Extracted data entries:
++++++++++
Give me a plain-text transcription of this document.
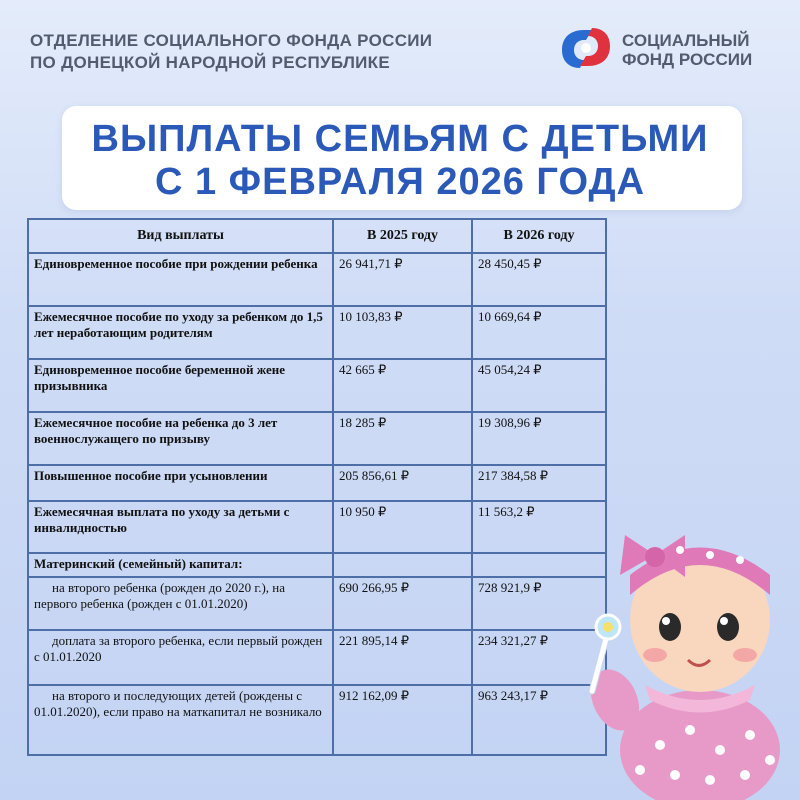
ОТДЕЛЕНИЕ СОЦИАЛЬНОГО ФОНДА РОССИИ
ПО ДОНЕЦКОЙ НАРОДНОЙ РЕСПУБЛИКЕ
СОЦИАЛЬНЫЙ
ФОНД РОССИИ
ВЫПЛАТЫ СЕМЬЯМ С ДЕТЬМИ
С 1 ФЕВРАЛЯ 2026 ГОДА
Вид выплаты	В 2025 году	В 2026 году
Единовременное пособие при рождении ребенка	26 941,71 ₽	28 450,45 ₽
Ежемесячное пособие по уходу за ребенком до 1,5 лет неработающим родителям	10 103,83 ₽	10 669,64 ₽
Единовременное пособие беременной жене призывника	42 665 ₽	45 054,24 ₽
Ежемесячное пособие на ребенка до 3 лет военнослужащего по призыву	18 285 ₽	19 308,96 ₽
Повышенное пособие при усыновлении	205 856,61 ₽	217 384,58 ₽
Ежемесячная выплата по уходу за детьми с инвалидностью	10 950 ₽	11 563,2 ₽
Материнский (семейный) капитал:		
на второго ребенка (рожден до 2020 г.), на первого ребенка (рожден с 01.01.2020)	690 266,95 ₽	728 921,9 ₽
доплата за второго ребенка, если первый рожден с 01.01.2020	221 895,14 ₽	234 321,27 ₽
на второго и последующих детей (рождены с 01.01.2020), если право на маткапитал не возникало	912 162,09 ₽	963 243,17 ₽
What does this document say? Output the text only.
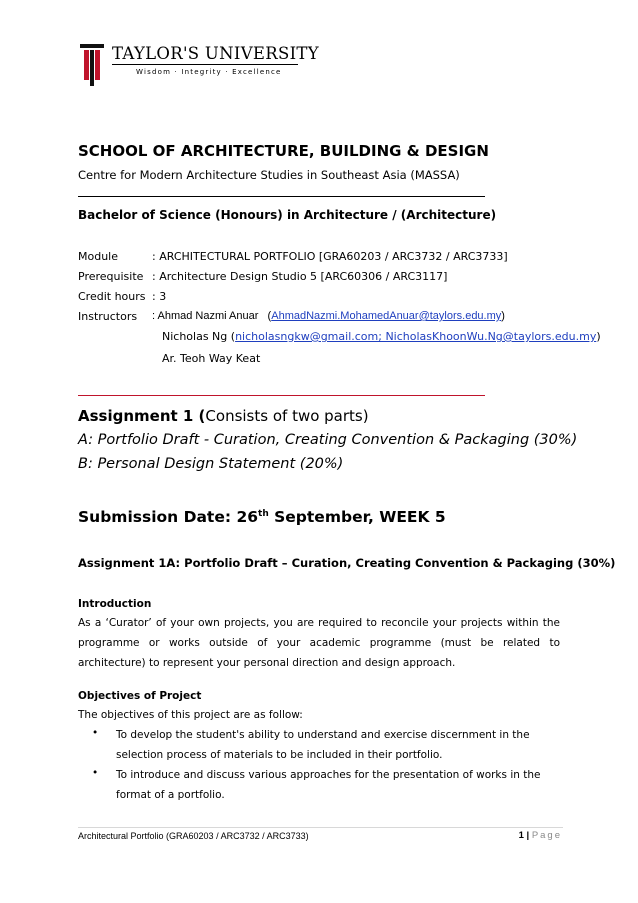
TAYLOR'S UNIVERSITY
Wisdom · Integrity · Excellence
SCHOOL OF ARCHITECTURE, BUILDING & DESIGN
Centre for Modern Architecture Studies in Southeast Asia (MASSA)
Bachelor of Science (Honours) in Architecture / (Architecture)
Module	: ARCHITECTURAL PORTFOLIO [GRA60203 / ARC3732 / ARC3733]
Prerequisite : Architecture Design Studio 5 [ARC60306 / ARC3117]
Credit hours : 3
Instructors : Ahmad Nazmi Anuar   (AhmadNazmi.MohamedAnuar@taylors.edu.my)
Nicholas Ng (nicholasngkw@gmail.com; NicholasKhoonWu.Ng@taylors.edu.my)
Ar. Teoh Way Keat
Assignment 1 (Consists of two parts)
A: Portfolio Draft - Curation, Creating Convention & Packaging (30%)
B: Personal Design Statement (20%)
Submission Date: 26th September, WEEK 5
Assignment 1A: Portfolio Draft – Curation, Creating Convention & Packaging (30%)
Introduction
As a ‘Curator’ of your own projects, you are required to reconcile your projects within the programme or works outside of your academic programme (must be related to architecture) to represent your personal direction and design approach.
Objectives of Project
The objectives of this project are as follow:
• To develop the student's ability to understand and exercise discernment in the selection process of materials to be included in their portfolio.
• To introduce and discuss various approaches for the presentation of works in the format of a portfolio.
Architectural Portfolio (GRA60203 / ARC3732 / ARC3733)	1 | Page
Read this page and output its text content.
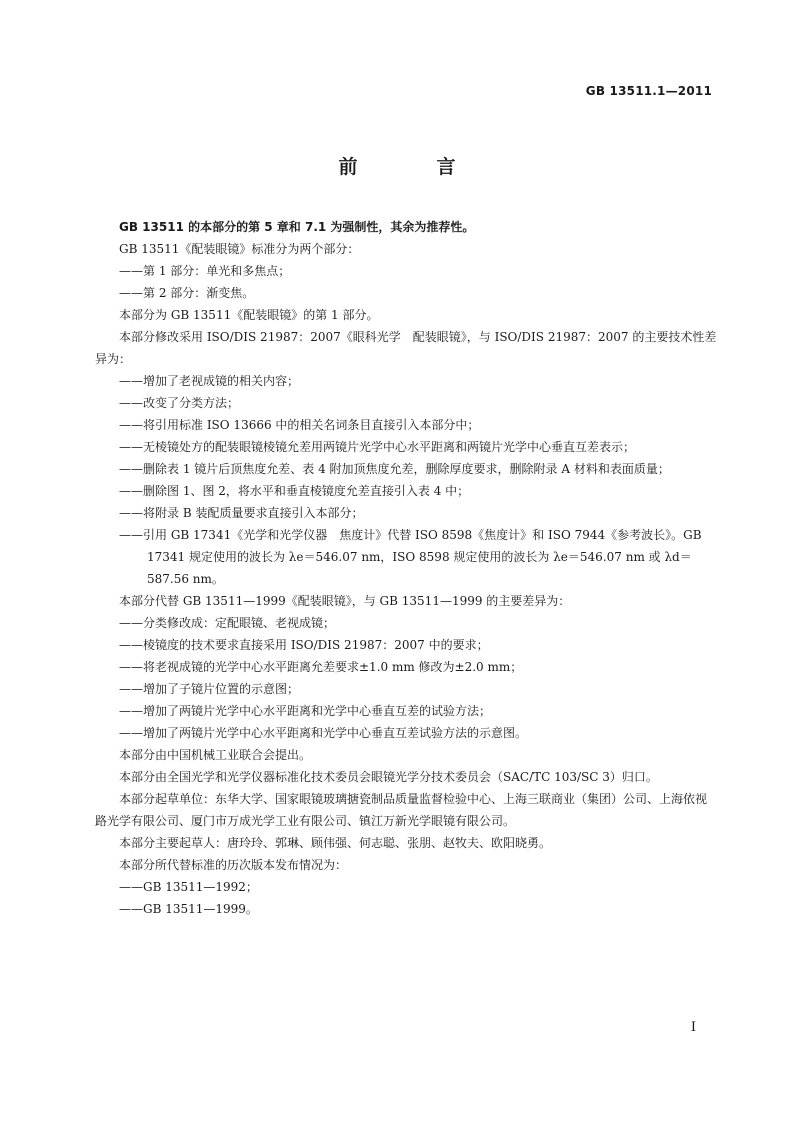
GB 13511.1—2011
前　言

GB 13511 的本部分的第 5 章和 7.1 为强制性，其余为推荐性。

GB 13511《配装眼镜》标准分为两个部分：

——第 1 部分：单光和多焦点；

——第 2 部分：渐变焦。

本部分为 GB 13511《配装眼镜》的第 1 部分。

本部分修改采用 ISO/DIS 21987：2007《眼科光学　配装眼镜》，与 ISO/DIS 21987：2007 的主要技术性差异为：

——增加了老视成镜的相关内容；

——改变了分类方法；

——将引用标准 ISO 13666 中的相关名词条目直接引入本部分中；

——无棱镜处方的配装眼镜棱镜允差用两镜片光学中心水平距离和两镜片光学中心垂直互差表示；

——删除表 1 镜片后顶焦度允差、表 4 附加顶焦度允差，删除厚度要求，删除附录 A 材料和表面质量；

——删除图 1、图 2，将水平和垂直棱镜度允差直接引入表 4 中；

——将附录 B 装配质量要求直接引入本部分；

——引用 GB 17341《光学和光学仪器　焦度计》代替 ISO 8598《焦度计》和 ISO 7944《参考波长》。GB 17341 规定使用的波长为 λe＝546.07 nm，ISO 8598 规定使用的波长为 λe＝546.07 nm 或 λd＝587.56 nm。

本部分代替 GB 13511—1999《配装眼镜》，与 GB 13511—1999 的主要差异为：

——分类修改成：定配眼镜、老视成镜；

——棱镜度的技术要求直接采用 ISO/DIS 21987：2007 中的要求；

——将老视成镜的光学中心水平距离允差要求±1.0 mm 修改为±2.0 mm；

——增加了子镜片位置的示意图；

——增加了两镜片光学中心水平距离和光学中心垂直互差的试验方法；

——增加了两镜片光学中心水平距离和光学中心垂直互差试验方法的示意图。

本部分由中国机械工业联合会提出。

本部分由全国光学和光学仪器标准化技术委员会眼镜光学分技术委员会（SAC/TC 103/SC 3）归口。

本部分起草单位：东华大学、国家眼镜玻璃搪瓷制品质量监督检验中心、上海三联商业（集团）公司、上海依视路光学有限公司、厦门市万成光学工业有限公司、镇江万新光学眼镜有限公司。

本部分主要起草人：唐玲玲、郭琳、顾伟强、何志聪、张朋、赵牧夫、欧阳晓勇。

本部分所代替标准的历次版本发布情况为：

——GB 13511—1992；

——GB 13511—1999。

I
++++++++++
Direction =
Using the listing, copy every line where the word "Ежемесячное" shows up.

In response =
Ежемесячное пособие по уходу за ребенком до 1,5 лет неработающим родителям	10 103,83 ₽	10 669,64 ₽
Ежемесячное пособие на ребенка до 3 лет военнослужащего по призыву	18 285 ₽	19 308,96 ₽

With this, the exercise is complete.